The findings include:
In review of facility policy Levels of Observation and Precautions (Policy Stat ID 14807112, effective 03/2024), it stated "To ensure there is clear differentiation between patients' needs when different levels of risk are present. The levels of observation and precautions are identified based on the risk assessment as well as by patient behavior. The nursing staff and medical providers will assess patients for risk level and make level of observation and precaution recommendations based on the risk level assessment findings and patient behavior. It is critical that patient observation level and precautions are documented on the Close Observation Sheet and communicated to team members...
2. Line of sight observation:
This level of observation is very restrictive and involves continuous visual monitoring at all times.
Documentation should reflect the need for continued line of sight or improvement in behaviors.
Staff must be within visual contact of the patient at all times.
A staff member may observe more than one patient on line of sight observation only while those patients remain in an area for scheduled activity (i.e. group therapy, dining, outside break or activity).
If a staff member is observing more than one patient and one or more of the patients go to separate areas, the staff must transfer responsibility for line of sight to other staff members) so that there is continuous observation of all patients on line of sight precautions.
Staff shall maintain a continuous log which indicates the patient's location and behavior every 15 minutes and document throughout each shift."
Review of Patient #3's chart revealed he was admitted on 06/19/2024 for Major Depressive Disorder for mood stabilization and safety monitoring with a level of observation ordered as a line of sight at admission.
Review of patient #4's chart revealed she was admitted on 06/19/2024 for Major Depressive Disorder for mood stabilization and safety monitoring with a level of observation ordered as a line of sight after her history and physical assessment.
Surveyor review of video recording in the Willows unit on 08/27/24 revealed Patients #3 and 4 in the hallway of their unit down the hall from the nursing station on 07/09/2024 at approximately 5:33 PM. For two minutes, Patient #3 and #4 had privacy to engage in inappropriate touching. Video review showed a tech entering the unit onto the hallway at 5:35 PM who subsequently separated the two patients.
No staff had line of sight visualization for either Patient #3 and Patient #4 for two minutes on 07/09/2024.
An interview with Staff # 1 on 08/27/2024 at 2:20 PM in the conference room confirmed the above findings.

**Input data:**
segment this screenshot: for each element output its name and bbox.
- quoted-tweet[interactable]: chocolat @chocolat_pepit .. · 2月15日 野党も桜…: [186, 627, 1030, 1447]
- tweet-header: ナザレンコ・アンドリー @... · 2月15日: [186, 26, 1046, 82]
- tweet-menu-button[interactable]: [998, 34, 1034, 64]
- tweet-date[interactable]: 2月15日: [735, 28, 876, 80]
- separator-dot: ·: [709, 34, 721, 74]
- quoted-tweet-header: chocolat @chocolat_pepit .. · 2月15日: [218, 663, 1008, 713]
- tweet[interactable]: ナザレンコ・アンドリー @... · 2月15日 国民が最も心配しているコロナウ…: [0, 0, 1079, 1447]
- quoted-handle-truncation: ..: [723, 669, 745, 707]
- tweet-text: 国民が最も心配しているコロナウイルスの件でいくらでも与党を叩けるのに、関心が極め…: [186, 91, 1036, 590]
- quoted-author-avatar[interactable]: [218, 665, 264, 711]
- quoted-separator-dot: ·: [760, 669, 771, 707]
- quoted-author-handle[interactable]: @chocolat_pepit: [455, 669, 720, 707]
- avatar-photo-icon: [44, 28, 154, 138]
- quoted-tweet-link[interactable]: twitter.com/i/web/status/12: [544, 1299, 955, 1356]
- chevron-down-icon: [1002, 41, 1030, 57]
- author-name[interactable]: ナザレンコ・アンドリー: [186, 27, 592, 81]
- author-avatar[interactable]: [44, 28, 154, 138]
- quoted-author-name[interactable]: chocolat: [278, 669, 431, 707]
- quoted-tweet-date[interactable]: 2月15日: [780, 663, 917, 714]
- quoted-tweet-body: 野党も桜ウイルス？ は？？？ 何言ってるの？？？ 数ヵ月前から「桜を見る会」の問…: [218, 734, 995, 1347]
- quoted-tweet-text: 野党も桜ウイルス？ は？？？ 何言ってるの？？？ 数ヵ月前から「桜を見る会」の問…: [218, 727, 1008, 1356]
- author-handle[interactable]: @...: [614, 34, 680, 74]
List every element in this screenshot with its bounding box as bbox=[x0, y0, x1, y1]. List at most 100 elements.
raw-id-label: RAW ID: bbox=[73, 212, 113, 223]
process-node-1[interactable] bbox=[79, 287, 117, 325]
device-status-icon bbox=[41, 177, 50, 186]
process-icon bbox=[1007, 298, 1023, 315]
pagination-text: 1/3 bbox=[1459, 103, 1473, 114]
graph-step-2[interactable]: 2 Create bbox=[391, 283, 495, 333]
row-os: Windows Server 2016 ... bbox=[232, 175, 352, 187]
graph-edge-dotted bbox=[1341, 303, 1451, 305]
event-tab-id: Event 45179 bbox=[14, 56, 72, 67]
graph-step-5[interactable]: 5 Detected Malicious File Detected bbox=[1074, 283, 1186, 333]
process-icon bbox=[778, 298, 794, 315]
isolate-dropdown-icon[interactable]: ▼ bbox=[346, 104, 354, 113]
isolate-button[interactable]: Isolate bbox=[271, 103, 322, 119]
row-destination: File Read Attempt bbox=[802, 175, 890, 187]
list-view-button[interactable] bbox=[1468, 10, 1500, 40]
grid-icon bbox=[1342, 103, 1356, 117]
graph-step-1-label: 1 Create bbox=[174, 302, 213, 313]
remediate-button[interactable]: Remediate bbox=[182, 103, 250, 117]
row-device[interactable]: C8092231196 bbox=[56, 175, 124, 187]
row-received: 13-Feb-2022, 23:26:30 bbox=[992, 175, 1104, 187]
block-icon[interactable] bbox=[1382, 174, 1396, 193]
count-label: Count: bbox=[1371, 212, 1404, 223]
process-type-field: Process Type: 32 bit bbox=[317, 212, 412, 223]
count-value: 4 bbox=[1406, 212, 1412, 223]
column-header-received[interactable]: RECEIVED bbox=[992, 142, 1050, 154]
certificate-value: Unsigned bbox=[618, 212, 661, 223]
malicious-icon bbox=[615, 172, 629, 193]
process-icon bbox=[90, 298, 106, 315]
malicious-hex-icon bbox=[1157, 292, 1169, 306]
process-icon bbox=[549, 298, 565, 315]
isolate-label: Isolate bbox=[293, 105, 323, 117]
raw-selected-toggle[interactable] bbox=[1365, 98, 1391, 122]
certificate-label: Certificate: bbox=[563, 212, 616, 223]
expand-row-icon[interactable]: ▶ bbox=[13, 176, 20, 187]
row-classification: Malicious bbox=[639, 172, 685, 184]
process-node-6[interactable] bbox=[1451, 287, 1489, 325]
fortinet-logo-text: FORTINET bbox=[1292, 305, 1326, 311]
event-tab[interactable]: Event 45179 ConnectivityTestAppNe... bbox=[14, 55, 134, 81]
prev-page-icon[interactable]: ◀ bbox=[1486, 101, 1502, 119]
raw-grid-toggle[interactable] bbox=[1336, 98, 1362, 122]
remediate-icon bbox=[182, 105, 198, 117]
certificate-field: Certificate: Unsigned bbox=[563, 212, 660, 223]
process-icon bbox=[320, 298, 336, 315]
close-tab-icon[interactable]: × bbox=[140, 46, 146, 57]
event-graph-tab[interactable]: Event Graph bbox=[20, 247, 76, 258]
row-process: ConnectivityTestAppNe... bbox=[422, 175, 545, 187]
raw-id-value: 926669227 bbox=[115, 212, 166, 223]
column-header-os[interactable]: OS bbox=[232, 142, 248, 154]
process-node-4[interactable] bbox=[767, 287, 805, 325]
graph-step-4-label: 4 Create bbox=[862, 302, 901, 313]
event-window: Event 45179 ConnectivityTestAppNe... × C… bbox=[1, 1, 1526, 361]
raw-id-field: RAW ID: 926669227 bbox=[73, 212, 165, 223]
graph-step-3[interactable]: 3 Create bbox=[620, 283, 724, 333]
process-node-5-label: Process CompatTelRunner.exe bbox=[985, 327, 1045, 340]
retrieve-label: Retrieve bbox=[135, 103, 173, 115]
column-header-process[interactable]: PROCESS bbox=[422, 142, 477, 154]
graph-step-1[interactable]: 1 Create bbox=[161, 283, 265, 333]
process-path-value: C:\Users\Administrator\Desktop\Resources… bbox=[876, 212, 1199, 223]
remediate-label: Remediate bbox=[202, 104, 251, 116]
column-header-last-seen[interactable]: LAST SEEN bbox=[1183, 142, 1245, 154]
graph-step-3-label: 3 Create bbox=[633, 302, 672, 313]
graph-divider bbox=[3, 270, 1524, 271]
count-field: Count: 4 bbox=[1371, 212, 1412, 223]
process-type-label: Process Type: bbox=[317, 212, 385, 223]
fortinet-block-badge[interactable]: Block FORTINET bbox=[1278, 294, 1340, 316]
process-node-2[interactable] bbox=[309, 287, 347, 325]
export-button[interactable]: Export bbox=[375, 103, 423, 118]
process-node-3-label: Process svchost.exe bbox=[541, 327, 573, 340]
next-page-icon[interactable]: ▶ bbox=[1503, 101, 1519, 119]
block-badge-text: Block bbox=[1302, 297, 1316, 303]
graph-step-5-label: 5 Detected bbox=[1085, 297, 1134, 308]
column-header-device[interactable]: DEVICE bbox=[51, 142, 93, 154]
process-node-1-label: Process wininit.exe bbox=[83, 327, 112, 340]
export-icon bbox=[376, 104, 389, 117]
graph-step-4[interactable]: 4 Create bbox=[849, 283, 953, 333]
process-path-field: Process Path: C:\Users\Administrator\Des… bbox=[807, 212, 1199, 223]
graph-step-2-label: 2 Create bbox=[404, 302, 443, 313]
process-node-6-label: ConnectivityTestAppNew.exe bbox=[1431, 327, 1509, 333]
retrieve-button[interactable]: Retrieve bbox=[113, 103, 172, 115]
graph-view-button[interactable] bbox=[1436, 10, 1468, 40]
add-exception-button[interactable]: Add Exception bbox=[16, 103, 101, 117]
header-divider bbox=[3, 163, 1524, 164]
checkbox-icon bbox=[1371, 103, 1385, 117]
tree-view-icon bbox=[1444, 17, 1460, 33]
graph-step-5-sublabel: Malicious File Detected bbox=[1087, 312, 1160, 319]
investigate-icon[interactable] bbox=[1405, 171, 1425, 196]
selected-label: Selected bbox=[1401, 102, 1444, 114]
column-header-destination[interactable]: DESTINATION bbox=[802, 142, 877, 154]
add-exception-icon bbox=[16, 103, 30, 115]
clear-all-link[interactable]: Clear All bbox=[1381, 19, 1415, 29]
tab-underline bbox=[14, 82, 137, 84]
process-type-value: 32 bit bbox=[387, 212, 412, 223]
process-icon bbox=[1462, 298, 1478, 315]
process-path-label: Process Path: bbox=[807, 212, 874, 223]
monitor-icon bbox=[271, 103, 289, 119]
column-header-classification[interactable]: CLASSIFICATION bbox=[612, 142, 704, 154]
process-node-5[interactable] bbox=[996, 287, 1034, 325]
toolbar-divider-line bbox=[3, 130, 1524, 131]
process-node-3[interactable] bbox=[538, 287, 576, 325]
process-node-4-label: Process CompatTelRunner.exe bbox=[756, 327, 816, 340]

**Problems and tasks:**
• 1. Translate this sentence from the survey findings into Spanish: "Staff must be within visual contact of the patient at all times."
• 2. Answer these questions using the survey findings:
(a) On what date was Patient #3 admitted?
(b) At what time did the video show a tech entering the unit onto the hallway?
(c) Where did the interview with Staff # 1 take place?
• 3. Copy the part of the survey findings starting at "Documentation should reflect" and ending at "patient at all times.".

**Responses by task:**
• 1. El personal debe mantener contacto visual con el paciente en todo momento.

• 2.
(a) 06/19/2024
(b) 5:35 PM
(c) In the conference room

• 3.
Documentation should reflect the need for continued line of sight or improvement in behaviors.
Staff must be within visual contact of the patient at all times.